** Start of Excerpted data **

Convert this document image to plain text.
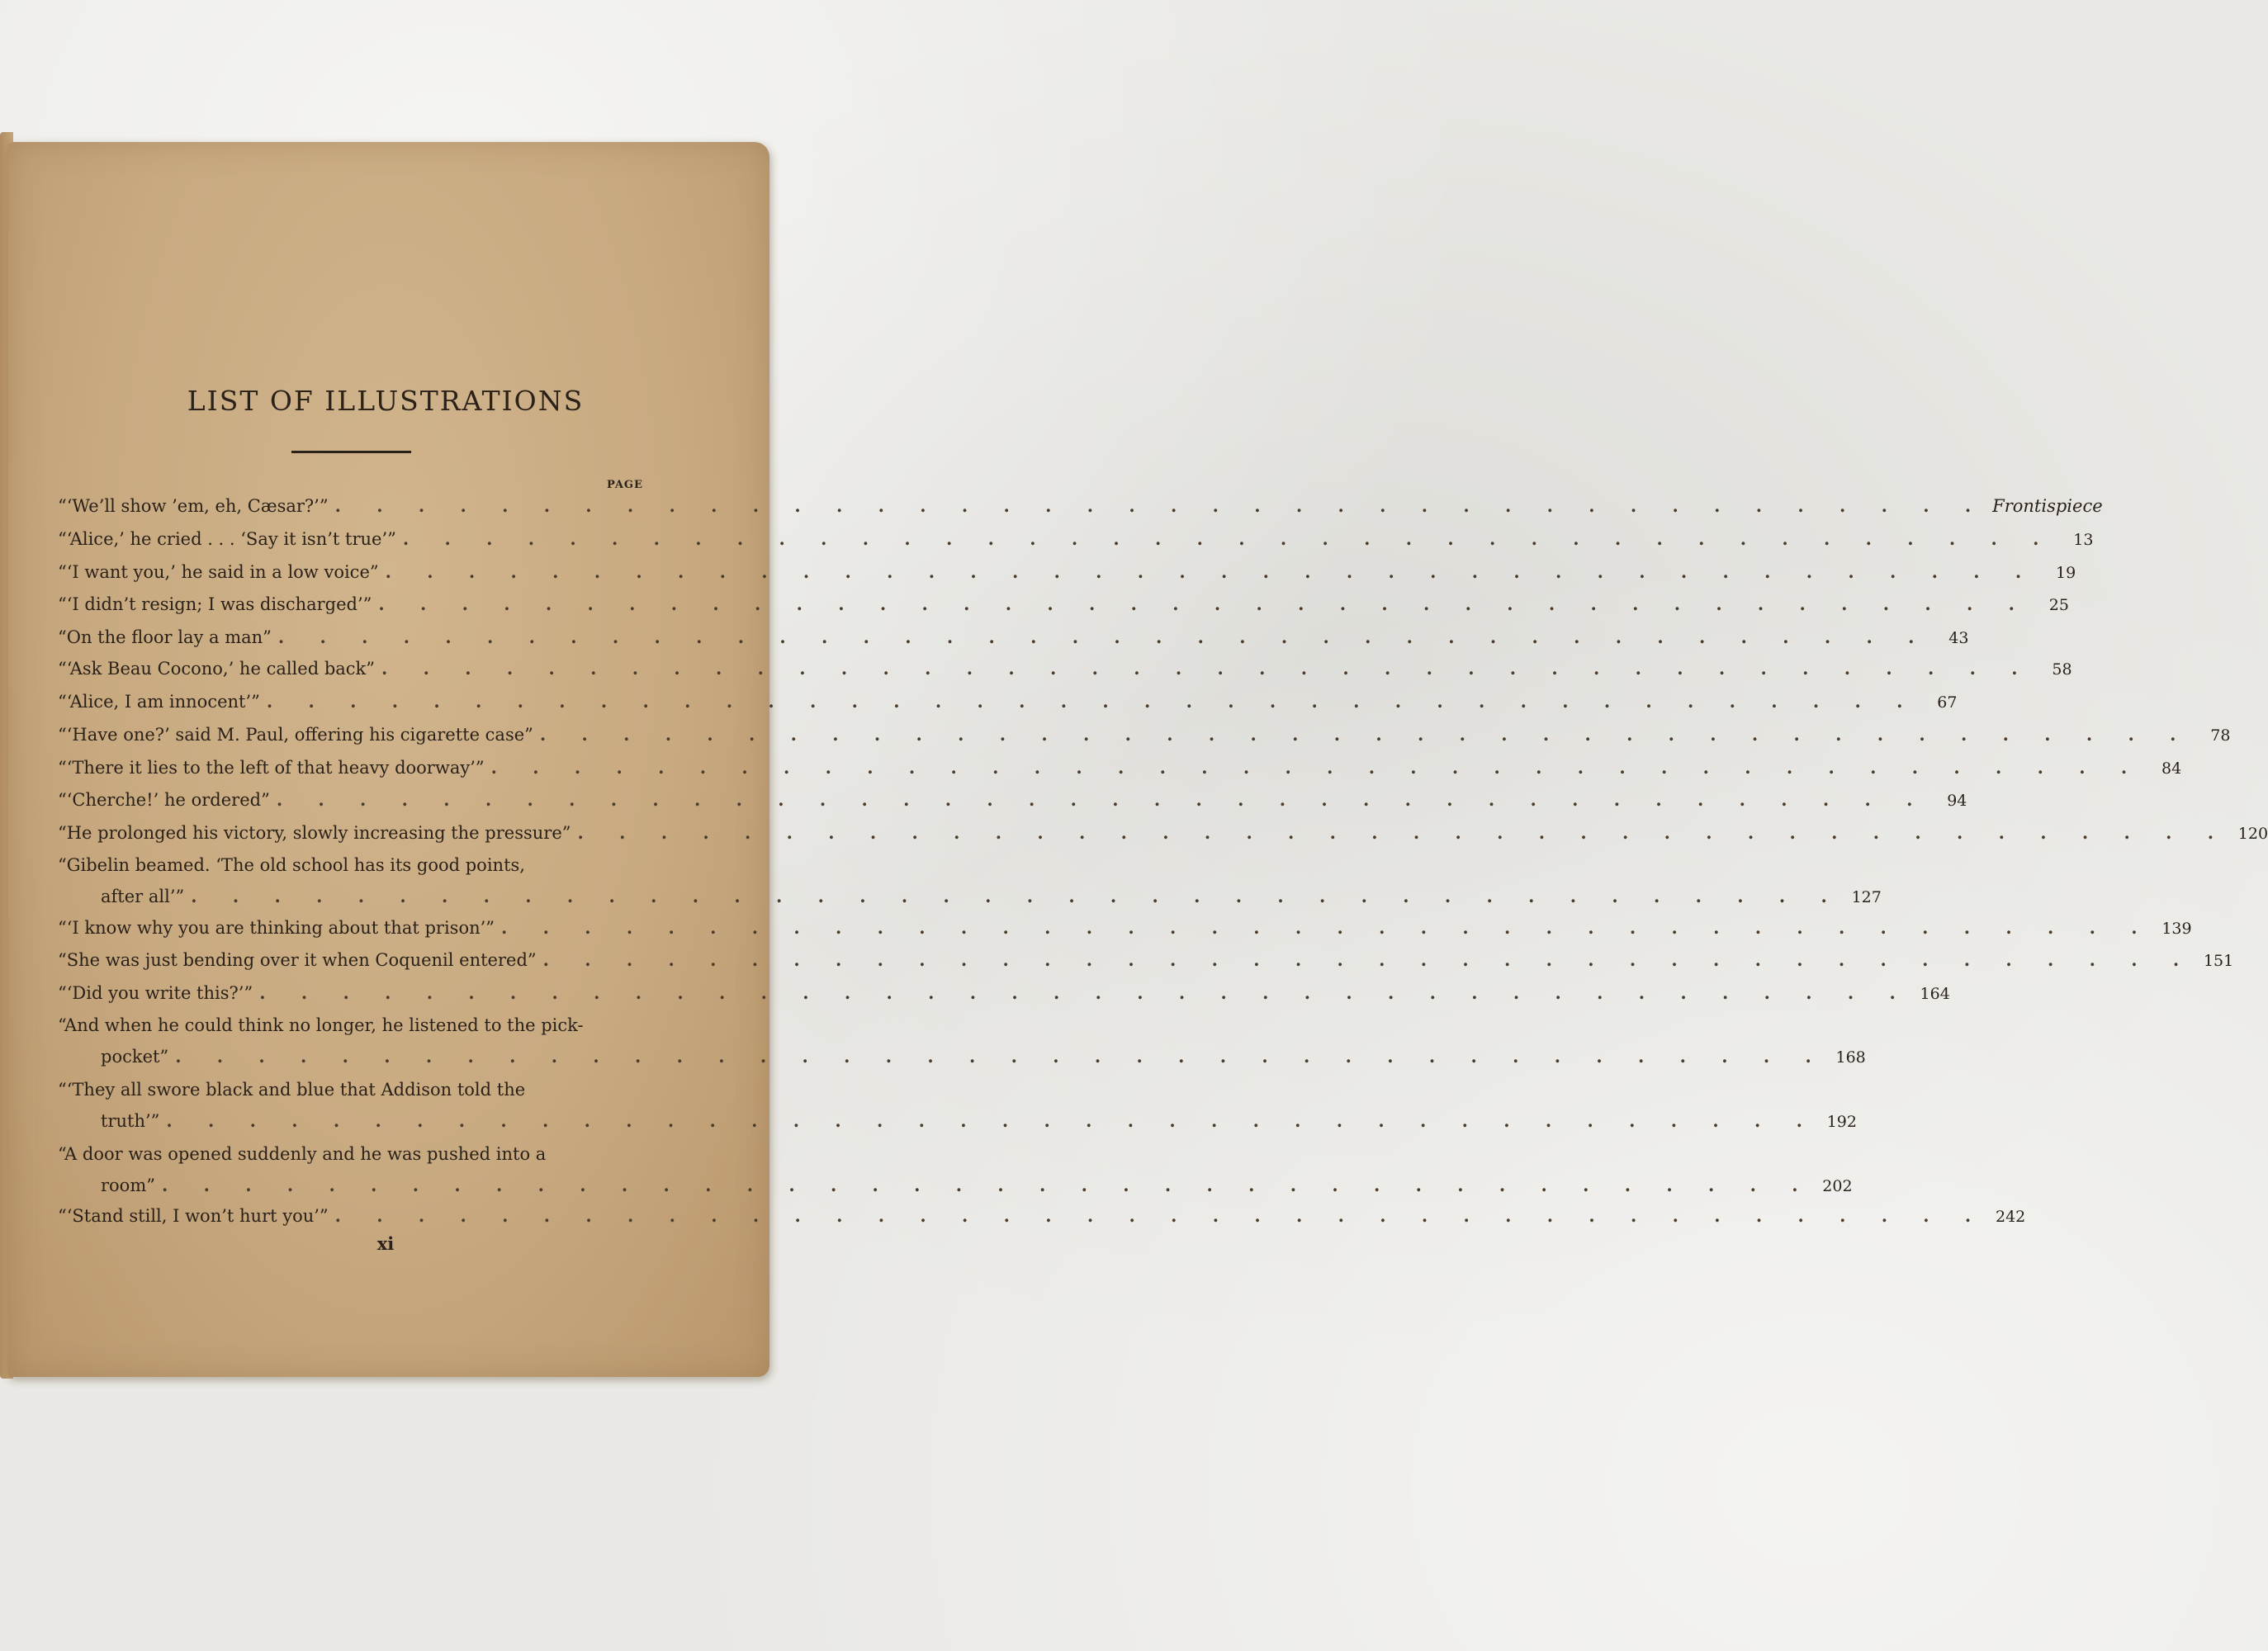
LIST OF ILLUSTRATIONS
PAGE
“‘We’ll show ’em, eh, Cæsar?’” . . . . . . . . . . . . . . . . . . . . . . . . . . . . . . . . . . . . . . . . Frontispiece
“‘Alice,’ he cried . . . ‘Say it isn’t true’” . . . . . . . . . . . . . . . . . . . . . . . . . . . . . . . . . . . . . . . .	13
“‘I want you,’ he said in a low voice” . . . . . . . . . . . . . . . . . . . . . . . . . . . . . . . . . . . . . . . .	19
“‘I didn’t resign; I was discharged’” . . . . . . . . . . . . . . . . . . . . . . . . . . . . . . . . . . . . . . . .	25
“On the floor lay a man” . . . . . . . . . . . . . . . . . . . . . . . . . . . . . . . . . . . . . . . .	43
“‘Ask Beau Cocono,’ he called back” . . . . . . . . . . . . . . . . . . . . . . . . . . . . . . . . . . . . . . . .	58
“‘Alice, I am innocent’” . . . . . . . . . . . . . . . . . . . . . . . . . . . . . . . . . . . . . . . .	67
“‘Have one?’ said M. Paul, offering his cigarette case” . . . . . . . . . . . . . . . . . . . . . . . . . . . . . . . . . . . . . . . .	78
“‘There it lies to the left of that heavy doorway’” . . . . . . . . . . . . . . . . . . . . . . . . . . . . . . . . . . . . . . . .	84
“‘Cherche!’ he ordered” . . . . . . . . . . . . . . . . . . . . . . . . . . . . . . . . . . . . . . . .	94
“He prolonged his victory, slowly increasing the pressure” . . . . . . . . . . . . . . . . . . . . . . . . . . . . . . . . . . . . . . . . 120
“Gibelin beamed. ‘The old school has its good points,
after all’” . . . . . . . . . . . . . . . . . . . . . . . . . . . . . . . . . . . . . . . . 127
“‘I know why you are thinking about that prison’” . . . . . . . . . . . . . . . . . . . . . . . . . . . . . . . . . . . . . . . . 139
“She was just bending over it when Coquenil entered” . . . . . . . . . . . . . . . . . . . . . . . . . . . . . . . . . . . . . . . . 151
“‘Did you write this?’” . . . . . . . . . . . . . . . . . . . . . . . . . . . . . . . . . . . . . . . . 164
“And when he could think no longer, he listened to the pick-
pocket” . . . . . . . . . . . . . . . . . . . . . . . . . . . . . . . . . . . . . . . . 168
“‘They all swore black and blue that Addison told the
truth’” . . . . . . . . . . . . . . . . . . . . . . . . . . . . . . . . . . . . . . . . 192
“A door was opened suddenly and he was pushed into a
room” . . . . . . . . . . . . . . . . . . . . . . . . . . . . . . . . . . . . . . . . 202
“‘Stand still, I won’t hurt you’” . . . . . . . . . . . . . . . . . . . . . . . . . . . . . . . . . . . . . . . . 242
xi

** End of Excerpted data **

Omit the pictures and give the material again, exactly and in full.

Convert this document image to plain text.
LIST OF ILLUSTRATIONS
PAGE
“‘We’ll show ’em, eh, Cæsar?’” . . . . . . . . . . . . . . . . . . . . . . . . . . . . . . . . . . . . . . . . Frontispiece
“‘Alice,’ he cried . . . ‘Say it isn’t true’” . . . . . . . . . . . . . . . . . . . . . . . . . . . . . . . . . . . . . . . .	13
“‘I want you,’ he said in a low voice” . . . . . . . . . . . . . . . . . . . . . . . . . . . . . . . . . . . . . . . .	19
“‘I didn’t resign; I was discharged’” . . . . . . . . . . . . . . . . . . . . . . . . . . . . . . . . . . . . . . . .	25
“On the floor lay a man” . . . . . . . . . . . . . . . . . . . . . . . . . . . . . . . . . . . . . . . .	43
“‘Ask Beau Cocono,’ he called back” . . . . . . . . . . . . . . . . . . . . . . . . . . . . . . . . . . . . . . . .	58
“‘Alice, I am innocent’” . . . . . . . . . . . . . . . . . . . . . . . . . . . . . . . . . . . . . . . .	67
“‘Have one?’ said M. Paul, offering his cigarette case” . . . . . . . . . . . . . . . . . . . . . . . . . . . . . . . . . . . . . . . .	78
“‘There it lies to the left of that heavy doorway’” . . . . . . . . . . . . . . . . . . . . . . . . . . . . . . . . . . . . . . . .	84
“‘Cherche!’ he ordered” . . . . . . . . . . . . . . . . . . . . . . . . . . . . . . . . . . . . . . . .	94
“He prolonged his victory, slowly increasing the pressure” . . . . . . . . . . . . . . . . . . . . . . . . . . . . . . . . . . . . . . . . 120
“Gibelin beamed. ‘The old school has its good points,
after all’” . . . . . . . . . . . . . . . . . . . . . . . . . . . . . . . . . . . . . . . . 127
“‘I know why you are thinking about that prison’” . . . . . . . . . . . . . . . . . . . . . . . . . . . . . . . . . . . . . . . . 139
“She was just bending over it when Coquenil entered” . . . . . . . . . . . . . . . . . . . . . . . . . . . . . . . . . . . . . . . . 151
“‘Did you write this?’” . . . . . . . . . . . . . . . . . . . . . . . . . . . . . . . . . . . . . . . . 164
“And when he could think no longer, he listened to the pick-
pocket” . . . . . . . . . . . . . . . . . . . . . . . . . . . . . . . . . . . . . . . . 168
“‘They all swore black and blue that Addison told the
truth’” . . . . . . . . . . . . . . . . . . . . . . . . . . . . . . . . . . . . . . . . 192
“A door was opened suddenly and he was pushed into a
room” . . . . . . . . . . . . . . . . . . . . . . . . . . . . . . . . . . . . . . . . 202
“‘Stand still, I won’t hurt you’” . . . . . . . . . . . . . . . . . . . . . . . . . . . . . . . . . . . . . . . . 242
xi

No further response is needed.